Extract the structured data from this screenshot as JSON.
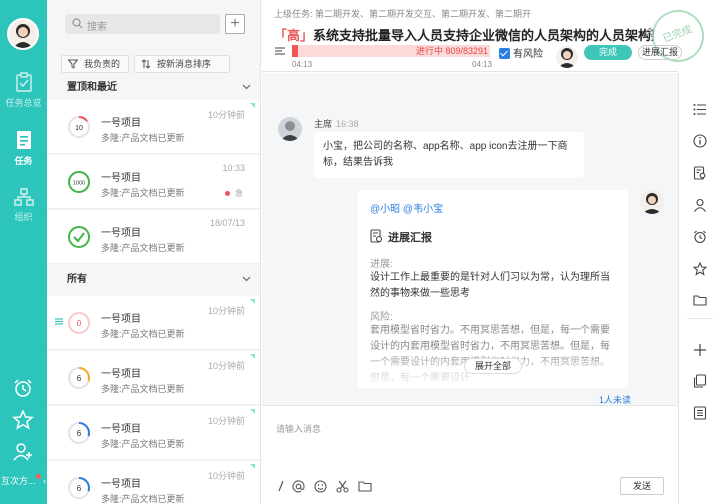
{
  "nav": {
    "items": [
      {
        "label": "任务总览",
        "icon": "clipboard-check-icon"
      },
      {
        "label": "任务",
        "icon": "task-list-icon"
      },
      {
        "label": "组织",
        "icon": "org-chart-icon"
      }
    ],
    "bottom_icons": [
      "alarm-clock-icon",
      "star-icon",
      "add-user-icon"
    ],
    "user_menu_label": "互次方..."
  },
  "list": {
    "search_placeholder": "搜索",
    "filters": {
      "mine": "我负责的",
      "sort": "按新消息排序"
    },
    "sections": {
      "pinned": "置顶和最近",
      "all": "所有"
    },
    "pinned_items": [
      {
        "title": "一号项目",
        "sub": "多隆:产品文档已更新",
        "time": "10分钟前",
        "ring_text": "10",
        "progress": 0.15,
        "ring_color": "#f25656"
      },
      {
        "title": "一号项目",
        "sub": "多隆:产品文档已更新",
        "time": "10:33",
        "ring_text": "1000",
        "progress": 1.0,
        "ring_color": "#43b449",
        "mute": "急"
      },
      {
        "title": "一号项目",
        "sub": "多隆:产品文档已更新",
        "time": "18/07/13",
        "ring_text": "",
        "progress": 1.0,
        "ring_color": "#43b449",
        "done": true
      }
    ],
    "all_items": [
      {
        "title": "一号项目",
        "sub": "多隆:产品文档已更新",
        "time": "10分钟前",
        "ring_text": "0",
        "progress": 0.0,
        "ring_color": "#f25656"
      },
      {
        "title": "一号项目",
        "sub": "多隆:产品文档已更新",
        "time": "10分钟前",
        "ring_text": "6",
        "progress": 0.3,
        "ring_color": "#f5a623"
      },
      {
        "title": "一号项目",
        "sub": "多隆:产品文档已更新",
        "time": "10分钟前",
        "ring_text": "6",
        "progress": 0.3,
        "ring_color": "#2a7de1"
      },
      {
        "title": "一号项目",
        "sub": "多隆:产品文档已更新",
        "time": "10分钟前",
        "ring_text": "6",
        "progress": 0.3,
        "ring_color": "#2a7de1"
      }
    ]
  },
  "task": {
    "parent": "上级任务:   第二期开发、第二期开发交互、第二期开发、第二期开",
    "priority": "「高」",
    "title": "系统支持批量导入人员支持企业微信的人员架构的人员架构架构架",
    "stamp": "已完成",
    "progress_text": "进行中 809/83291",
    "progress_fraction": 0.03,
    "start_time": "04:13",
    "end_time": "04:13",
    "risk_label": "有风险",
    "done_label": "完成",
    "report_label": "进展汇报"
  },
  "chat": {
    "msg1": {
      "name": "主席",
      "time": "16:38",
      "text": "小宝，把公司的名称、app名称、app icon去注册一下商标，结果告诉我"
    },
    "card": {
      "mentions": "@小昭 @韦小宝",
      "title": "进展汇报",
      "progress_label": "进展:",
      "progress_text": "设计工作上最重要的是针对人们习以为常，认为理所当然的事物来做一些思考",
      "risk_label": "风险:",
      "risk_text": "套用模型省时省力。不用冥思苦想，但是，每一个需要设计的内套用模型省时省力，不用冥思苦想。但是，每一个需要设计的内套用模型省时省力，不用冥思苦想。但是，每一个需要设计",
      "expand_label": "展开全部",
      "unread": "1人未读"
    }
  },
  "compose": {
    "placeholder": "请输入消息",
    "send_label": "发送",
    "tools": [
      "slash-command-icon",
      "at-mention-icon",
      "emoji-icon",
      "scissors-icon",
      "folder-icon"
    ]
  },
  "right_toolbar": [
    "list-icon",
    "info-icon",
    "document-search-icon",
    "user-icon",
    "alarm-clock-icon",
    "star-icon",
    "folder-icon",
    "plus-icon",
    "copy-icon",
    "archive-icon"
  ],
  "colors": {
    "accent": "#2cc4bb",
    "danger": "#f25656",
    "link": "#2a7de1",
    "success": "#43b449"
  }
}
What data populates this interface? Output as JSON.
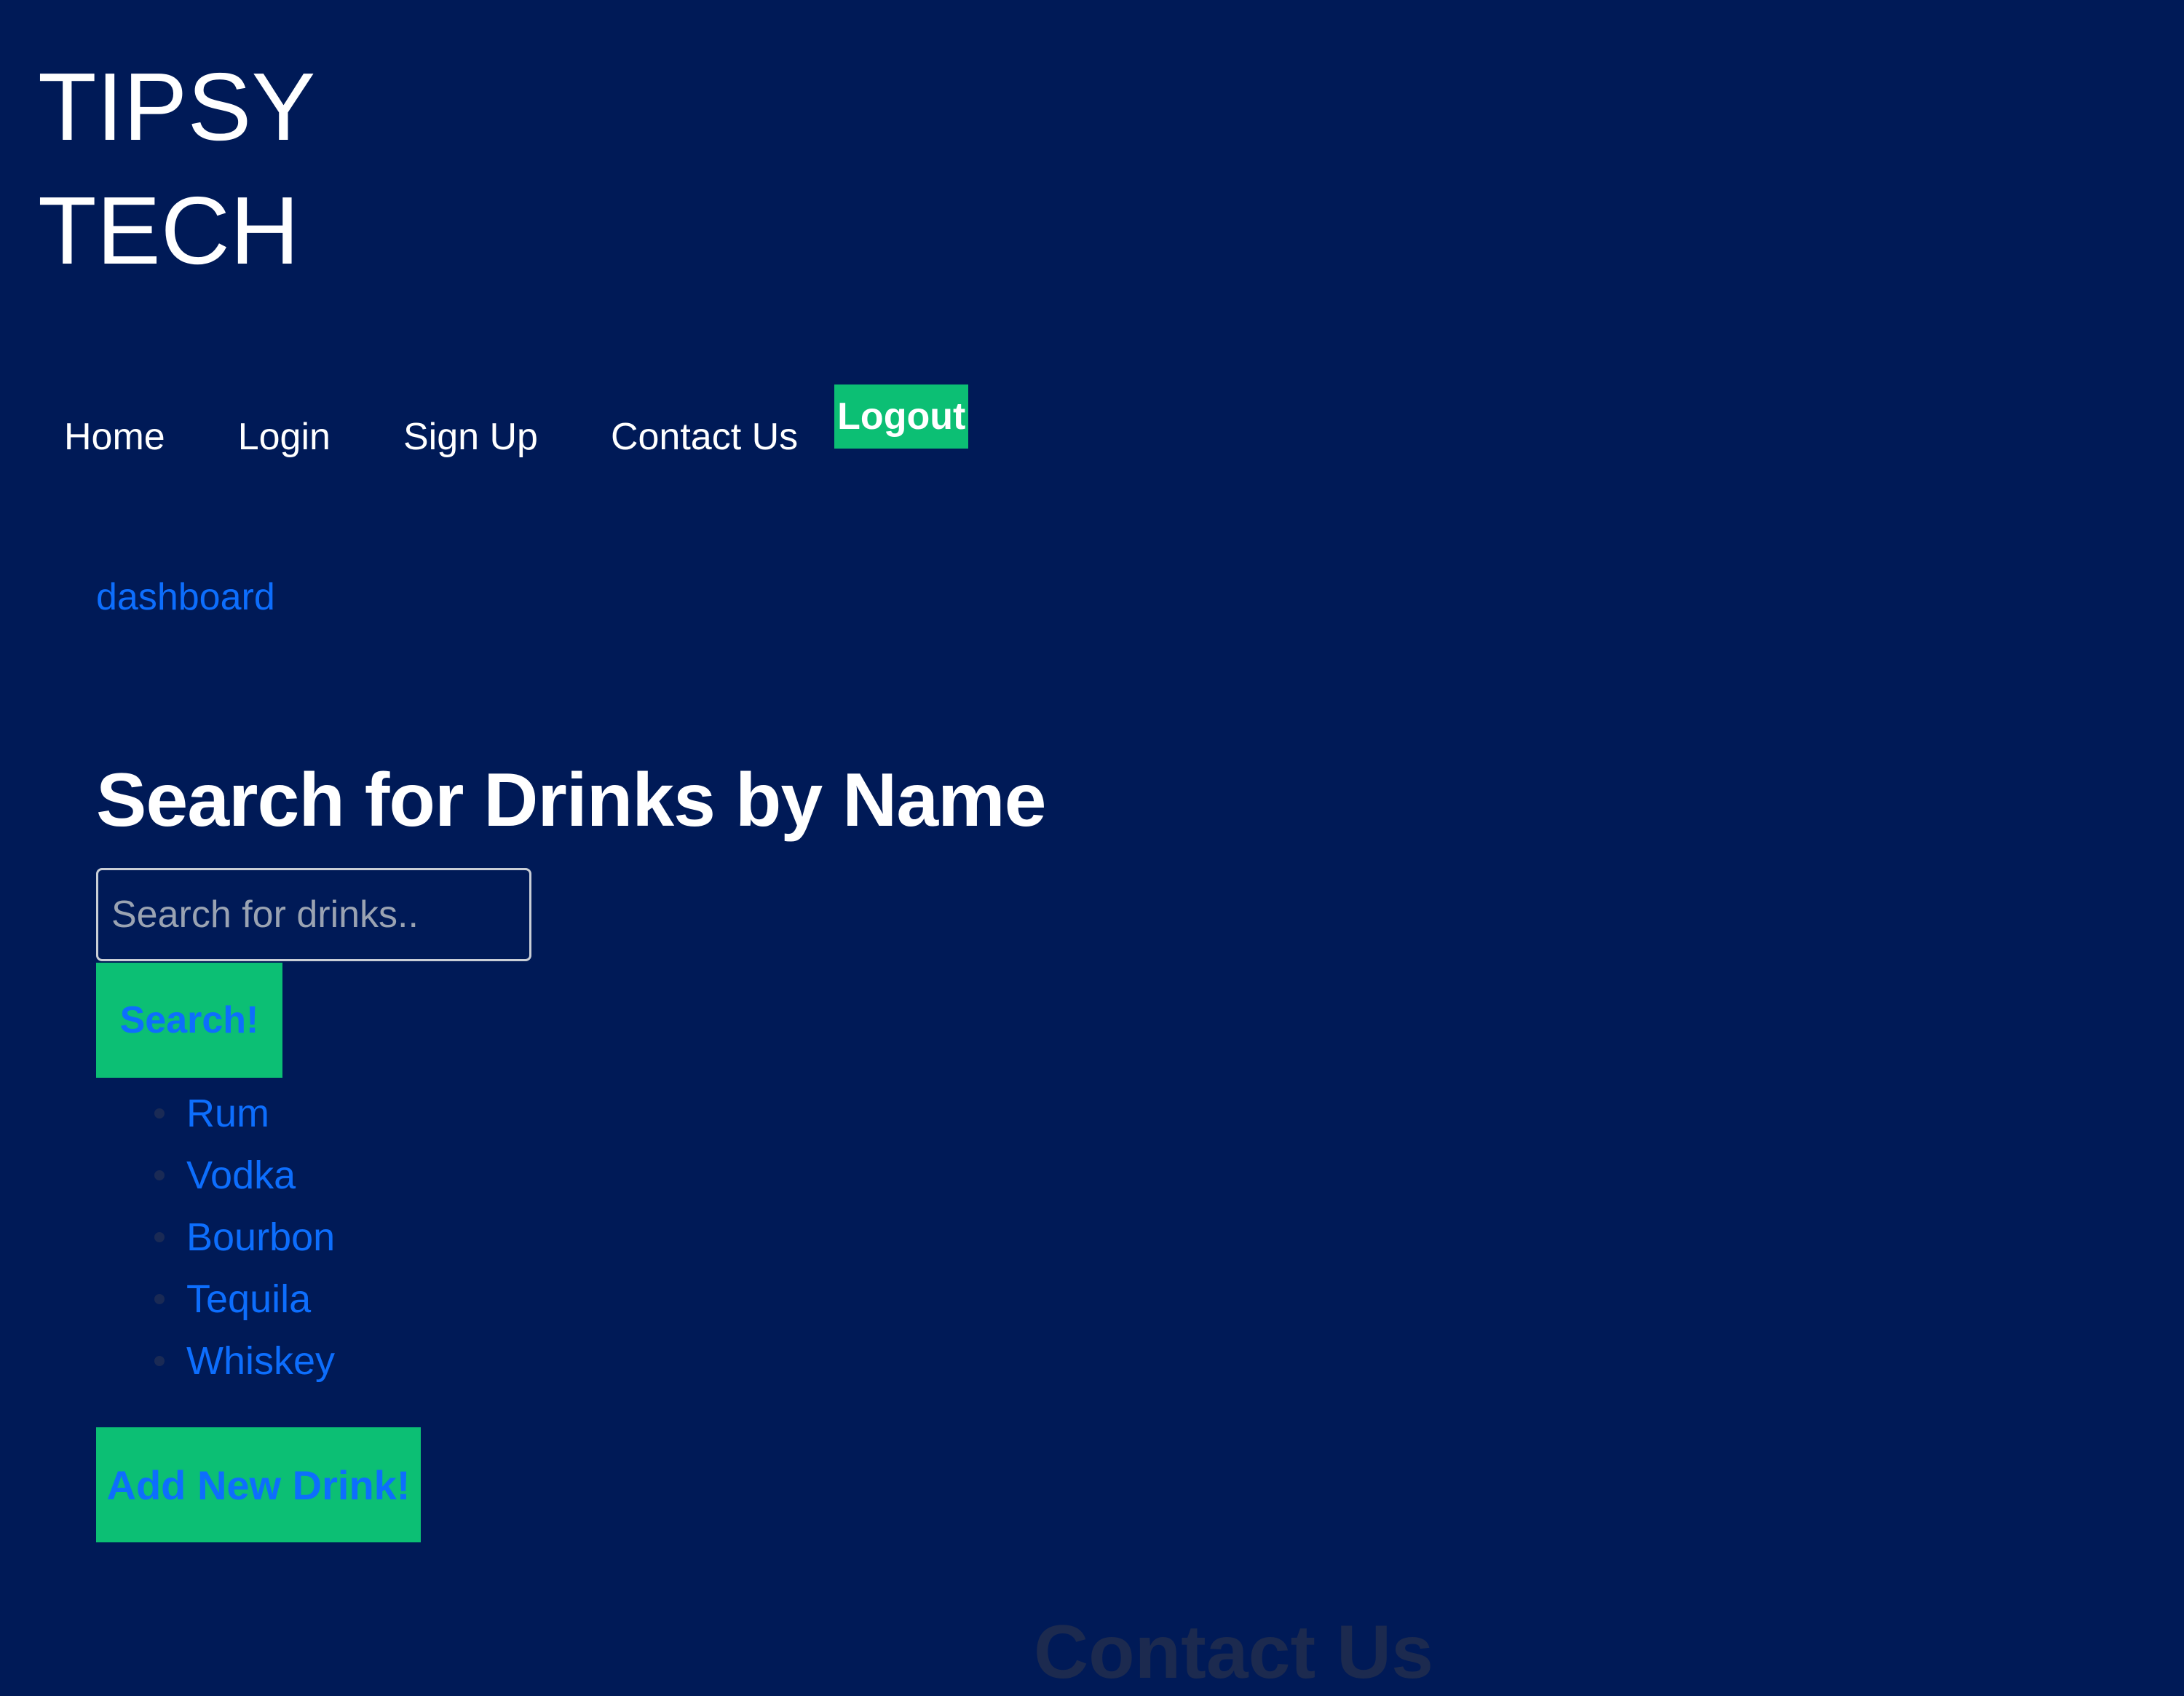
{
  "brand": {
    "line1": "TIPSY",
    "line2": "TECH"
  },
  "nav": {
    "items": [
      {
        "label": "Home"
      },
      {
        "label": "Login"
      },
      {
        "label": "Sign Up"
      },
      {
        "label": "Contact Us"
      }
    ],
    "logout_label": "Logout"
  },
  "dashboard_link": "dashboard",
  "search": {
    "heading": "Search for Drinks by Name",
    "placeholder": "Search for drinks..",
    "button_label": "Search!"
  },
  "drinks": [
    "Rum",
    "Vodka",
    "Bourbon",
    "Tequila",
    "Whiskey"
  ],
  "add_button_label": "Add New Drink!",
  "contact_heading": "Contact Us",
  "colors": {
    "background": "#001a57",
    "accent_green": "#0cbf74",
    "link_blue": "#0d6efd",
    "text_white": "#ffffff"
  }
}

* * * * * * * * *

--- Exercise aim ---
Your task is to repeat the material above exactly, without its pictures.

--- Result of the task ---
Extract the structured data from this screenshot as JSON.
{
  "nav": {
    "items": [
      {
        "label": "任务总览",
        "icon": "clipboard-check-icon"
      },
      {
        "label": "任务",
        "icon": "task-list-icon"
      },
      {
        "label": "组织",
        "icon": "org-chart-icon"
      }
    ],
    "bottom_icons": [
      "alarm-clock-icon",
      "star-icon",
      "add-user-icon"
    ],
    "user_menu_label": "互次方..."
  },
  "list": {
    "search_placeholder": "搜索",
    "filters": {
      "mine": "我负责的",
      "sort": "按新消息排序"
    },
    "sections": {
      "pinned": "置顶和最近",
      "all": "所有"
    },
    "pinned_items": [
      {
        "title": "一号项目",
        "sub": "多隆:产品文档已更新",
        "time": "10分钟前",
        "ring_text": "10",
        "progress": 0.15,
        "ring_color": "#f25656"
      },
      {
        "title": "一号项目",
        "sub": "多隆:产品文档已更新",
        "time": "10:33",
        "ring_text": "1000",
        "progress": 1.0,
        "ring_color": "#43b449",
        "mute": "急"
      },
      {
        "title": "一号项目",
        "sub": "多隆:产品文档已更新",
        "time": "18/07/13",
        "ring_text": "",
        "progress": 1.0,
        "ring_color": "#43b449",
        "done": true
      }
    ],
    "all_items": [
      {
        "title": "一号项目",
        "sub": "多隆:产品文档已更新",
        "time": "10分钟前",
        "ring_text": "0",
        "progress": 0.0,
        "ring_color": "#f25656"
      },
      {
        "title": "一号项目",
        "sub": "多隆:产品文档已更新",
        "time": "10分钟前",
        "ring_text": "6",
        "progress": 0.3,
        "ring_color": "#f5a623"
      },
      {
        "title": "一号项目",
        "sub": "多隆:产品文档已更新",
        "time": "10分钟前",
        "ring_text": "6",
        "progress": 0.3,
        "ring_color": "#2a7de1"
      },
      {
        "title": "一号项目",
        "sub": "多隆:产品文档已更新",
        "time": "10分钟前",
        "ring_text": "6",
        "progress": 0.3,
        "ring_color": "#2a7de1"
      }
    ]
  },
  "task": {
    "parent": "上级任务:   第二期开发、第二期开发交互、第二期开发、第二期开",
    "priority": "「高」",
    "title": "系统支持批量导入人员支持企业微信的人员架构的人员架构架构架",
    "stamp": "已完成",
    "progress_text": "进行中 809/83291",
    "progress_fraction": 0.03,
    "start_time": "04:13",
    "end_time": "04:13",
    "risk_label": "有风险",
    "done_label": "完成",
    "report_label": "进展汇报"
  },
  "chat": {
    "msg1": {
      "name": "主席",
      "time": "16:38",
      "text": "小宝，把公司的名称、app名称、app icon去注册一下商标，结果告诉我"
    },
    "card": {
      "mentions": "@小昭 @韦小宝",
      "title": "进展汇报",
      "progress_label": "进展:",
      "progress_text": "设计工作上最重要的是针对人们习以为常，认为理所当然的事物来做一些思考",
      "risk_label": "风险:",
      "risk_text": "套用模型省时省力。不用冥思苦想，但是，每一个需要设计的内套用模型省时省力，不用冥思苦想。但是，每一个需要设计的内套用模型省时省力，不用冥思苦想。但是，每一个需要设计",
      "expand_label": "展开全部",
      "unread": "1人未读"
    }
  },
  "compose": {
    "placeholder": "请输入消息",
    "send_label": "发送",
    "tools": [
      "slash-command-icon",
      "at-mention-icon",
      "emoji-icon",
      "scissors-icon",
      "folder-icon"
    ]
  },
  "right_toolbar": [
    "list-icon",
    "info-icon",
    "document-search-icon",
    "user-icon",
    "alarm-clock-icon",
    "star-icon",
    "folder-icon",
    "plus-icon",
    "copy-icon",
    "archive-icon"
  ],
  "colors": {
    "accent": "#2cc4bb",
    "danger": "#f25656",
    "link": "#2a7de1",
    "success": "#43b449"
  }
}
What data populates this interface? Output as JSON.
{
  "brand": {
    "line1": "TIPSY",
    "line2": "TECH"
  },
  "nav": {
    "items": [
      {
        "label": "Home"
      },
      {
        "label": "Login"
      },
      {
        "label": "Sign Up"
      },
      {
        "label": "Contact Us"
      }
    ],
    "logout_label": "Logout"
  },
  "dashboard_link": "dashboard",
  "search": {
    "heading": "Search for Drinks by Name",
    "placeholder": "Search for drinks..",
    "button_label": "Search!"
  },
  "drinks": [
    "Rum",
    "Vodka",
    "Bourbon",
    "Tequila",
    "Whiskey"
  ],
  "add_button_label": "Add New Drink!",
  "contact_heading": "Contact Us",
  "colors": {
    "background": "#001a57",
    "accent_green": "#0cbf74",
    "link_blue": "#0d6efd",
    "text_white": "#ffffff"
  }
}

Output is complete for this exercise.